:: Given data
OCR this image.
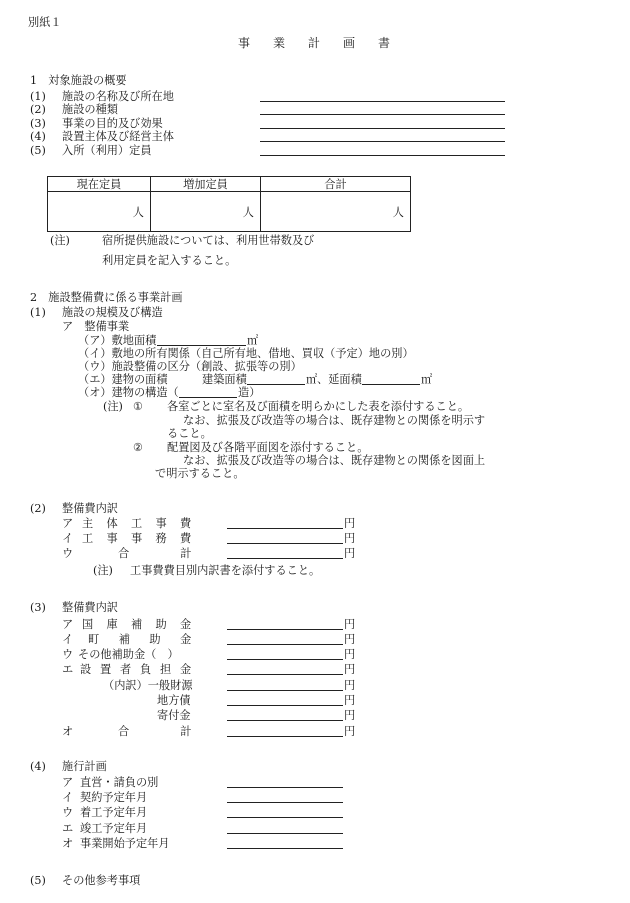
別紙１
事業計画書
1　対象施設の概要
(1) 施設の名称及び所在地
(2) 施設の種類
(3) 事業の目的及び効果
(4) 設置主体及び経営主体
(5) 入所（利用）定員
現在定員	増加定員	合計
人	人	人
(注)	宿所提供施設については、利用世帯数及び
利用定員を記入すること。
2　施設整備費に係る事業計画
(1) 施設の規模及び構造
ア　整備事業
（ア）敷地面積	㎡
（イ）敷地の所有関係（自己所有地、借地、買収（予定）地の別）
（ウ）施設整備の区分（創設、拡張等の別）
（エ）建物の面積	建築面積	㎡ 、延面積	㎡
（オ）建物の構造（	造）
(注) ① 各室ごとに室名及び面積を明らかにした表を添付すること。
なお、拡張及び改造等の場合は、既存建物との関係を明示す
ること。
② 配置図及び各階平面図を添付すること。
なお、拡張及び改造等の場合は、既存建物との関係を図面上
で明示すること。
(2) 整備費内訳
ア 主体工事費	円
イ 工事事務費	円
ウ	合計	円
(注) 工事費費目別内訳書を添付すること。
(3) 整備費内訳
ア 国庫補助金	円
イ 町補助金	円
ウ その他補助金（　）	円
エ 設置者負担金	円
（内訳）一般財源	円
地方債	円
寄付金	円
オ	合計	円
(4) 施行計画
ア 直営・請負の別
イ 契約予定年月
ウ 着工予定年月
エ 竣工予定年月
オ 事業開始予定年月
(5) その他参考事項
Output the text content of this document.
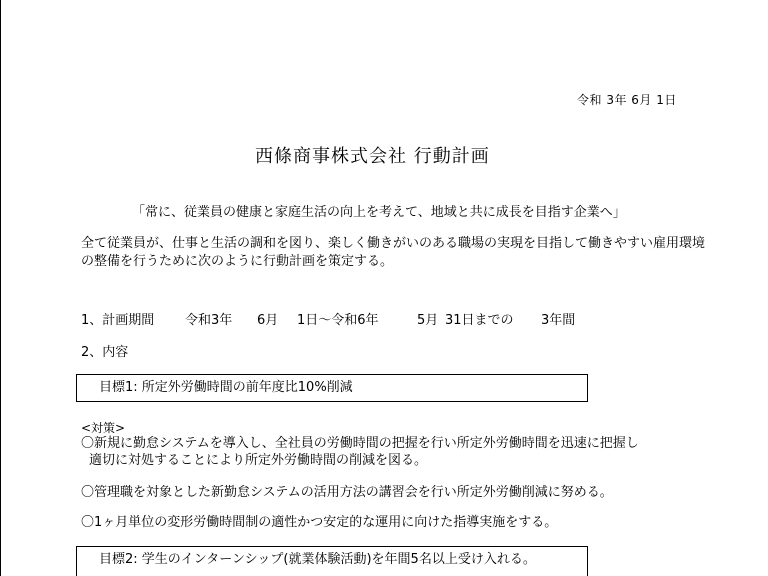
令和 3年 6月 1日
西條商事株式会社 行動計画
「常に、従業員の健康と家庭生活の向上を考えて、地域と共に成長を目指す企業へ」
全て従業員が、仕事と生活の調和を図り、楽しく働きがいのある職場の実現を目指して働きやすい雇用環境の整備を行うために次のように行動計画を策定する。
1、計画期間 令和3年 6月 1日～令和6年	5月 31日までの 3年間
2、内容
目標1: 所定外労働時間の前年度比10%削減
<対策>
〇新規に勤怠システムを導入し、全社員の労働時間の把握を行い所定外労働時間を迅速に把握し
適切に対処することにより所定外労働時間の削減を図る。
〇管理職を対象とした新勤怠システムの活用方法の講習会を行い所定外労働削減に努める。
〇1ヶ月単位の変形労働時間制の適性かつ安定的な運用に向けた指導実施をする。
目標2: 学生のインターンシップ(就業体験活動)を年間5名以上受け入れる。
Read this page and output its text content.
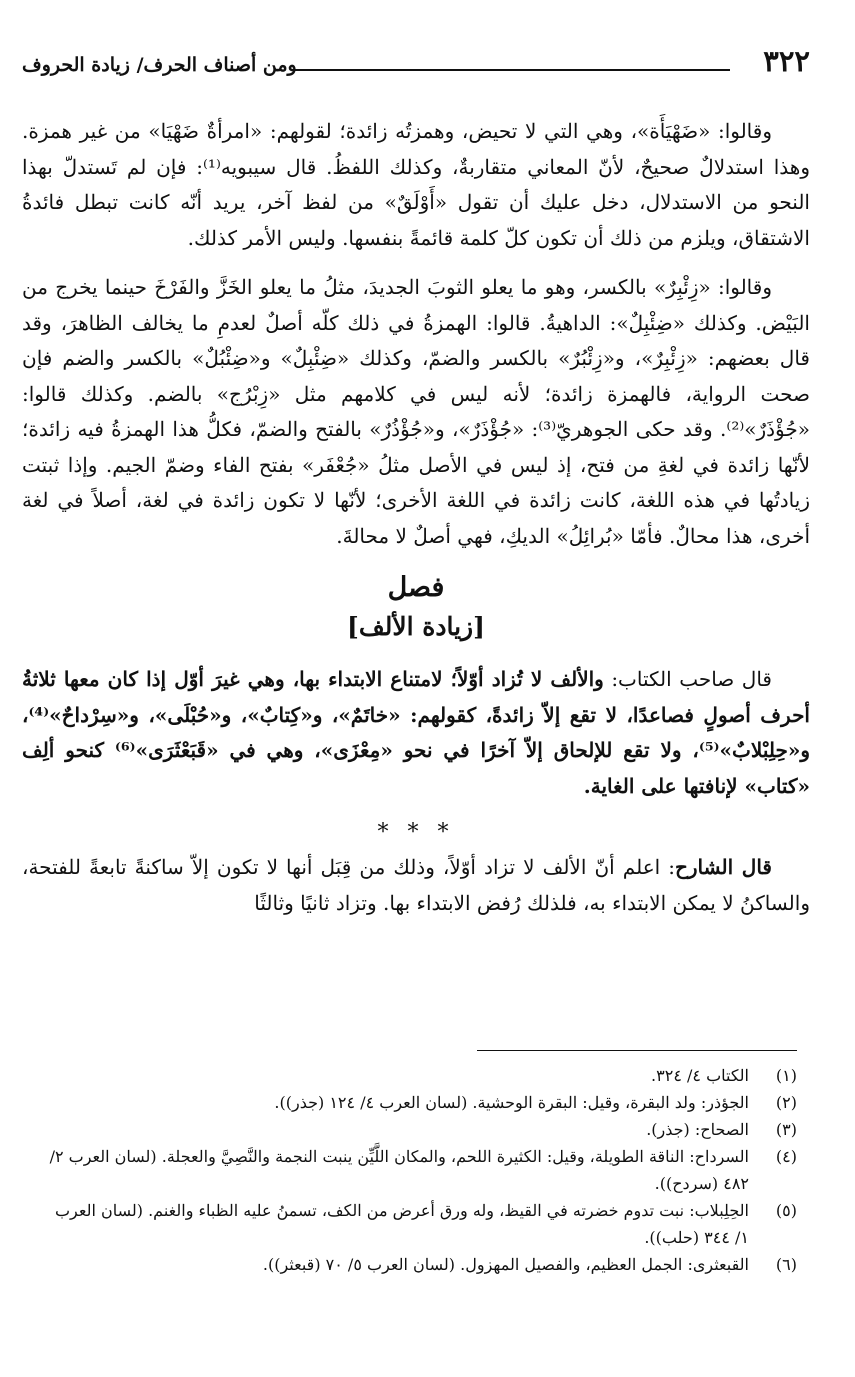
٣٢٢
ومن أصناف الحرف/ زيادة الحروف

وقالوا: «ضَهْيَأَة»، وهي التي لا تحيض، وهمزتُه زائدة؛ لقولهم: «امرأةٌ ضَهْيَا» من غير همزة. وهذا استدلالٌ صحيحٌ، لأنّ المعاني متقاربةٌ، وكذلك اللفظُ. قال سيبويه⁽¹⁾: فإن لم تَستدلّ بهذا النحو من الاستدلال، دخل عليك أن تقول «أَوْلَقٌ» من لفظ آخر، يريد أنّه كانت تبطل فائدةُ الاشتقاق، ويلزم من ذلك أن تكون كلّ كلمة قائمةً بنفسها. وليس الأمر كذلك.

وقالوا: «زِئْبِرٌ» بالكسر، وهو ما يعلو الثوبَ الجديدَ، مثلُ ما يعلو الخَزَّ والفَرْخَ حينما يخرج من البَيْض. وكذلك «ضِئْبِلٌ»: الداهيةُ. قالوا: الهمزةُ في ذلك كلّه أصلٌ لعدمِ ما يخالف الظاهرَ، وقد قال بعضهم: «زِئْبِرٌ»، و«زِئْبُرٌ» بالكسر والضمّ، وكذلك «ضِئْبِلٌ» و«ضِئْبُلٌ» بالكسر والضم فإن صحت الرواية، فالهمزة زائدة؛ لأنه ليس في كلامهم مثل «زِبْرُج» بالضم. وكذلك قالوا: «جُؤْذَرٌ»⁽²⁾. وقد حكى الجوهريّ⁽³⁾: «جُؤْذَرٌ»، و«جُؤْذُرٌ» بالفتح والضمّ، فكلُّ هذا الهمزةُ فيه زائدة؛ لأنّها زائدة في لغةِ من فتح، إذ ليس في الأصل مثلُ «جُعْفَر» بفتح الفاء وضمّ الجيم. وإذا ثبتت زيادتُها في هذه اللغة، كانت زائدة في اللغة الأخرى؛ لأنّها لا تكون زائدة في لغة، أصلاً في لغة أخرى، هذا محالٌ. فأمّا «بُرائِلُ» الديكِ، فهي أصلٌ لا محالةَ.

فصل
[زيادة الألف]

قال صاحب الكتاب: والألف لا تُزاد أوّلاً؛ لامتناع الابتداء بها، وهي غيرَ أوّل إذا كان معها ثلاثةُ أحرف أصولٍ فصاعدًا، لا تقع إلاّ زائدةً، كقولهم: «خاتَمٌ»، و«كِتابٌ»، و«حُبْلَى»، و«سِرْداحٌ»⁽⁴⁾، و«حِلِبْلابٌ»⁽⁵⁾، ولا تقع للإلحاق إلاّ آخرًا في نحو «مِعْزَى»، وهي في «قَبَعْثَرَى»⁽⁶⁾ كنحو ألِف «كتاب» لإنافتها على الغاية.

* * *

قال الشارح: اعلم أنّ الألف لا تزاد أوّلاً، وذلك من قِبَل أنها لا تكون إلاّ ساكنةً تابعةً للفتحة، والساكنُ لا يمكن الابتداء به، فلذلك رُفض الابتداء بها. وتزاد ثانيًا وثالثًا

(١)
الكتاب ٤/ ٣٢٤.
(٢)
الجؤذر: ولد البقرة، وقيل: البقرة الوحشية. (لسان العرب ٤/ ١٢٤ (جذر)).
(٣)
الصحاح: (جذر).
(٤)
السرداح: الناقة الطويلة، وقيل: الكثيرة اللحم، والمكان اللَّيِّن ينبت النجمة والنَّصِيَّ والعجلة. (لسان العرب ٢/ ٤٨٢ (سردح)).
(٥)
الحِلِبلاب: نبت تدوم خضرته في القيظ، وله ورق أعرض من الكف، تسمنُ عليه الظباء والغنم. (لسان العرب ١/ ٣٤٤ (حلب)).
(٦)
القبعثرى: الجمل العظيم، والفصيل المهزول. (لسان العرب ٥/ ٧٠ (قبعثر)).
::::
— What you need to do —
Identify the lines above that contain the word "拡張及び改造等の場合は", then copy them.

— Output —
なお、拡張及び改造等の場合は、既存建物との関係を明示す
なお、拡張及び改造等の場合は、既存建物との関係を図面上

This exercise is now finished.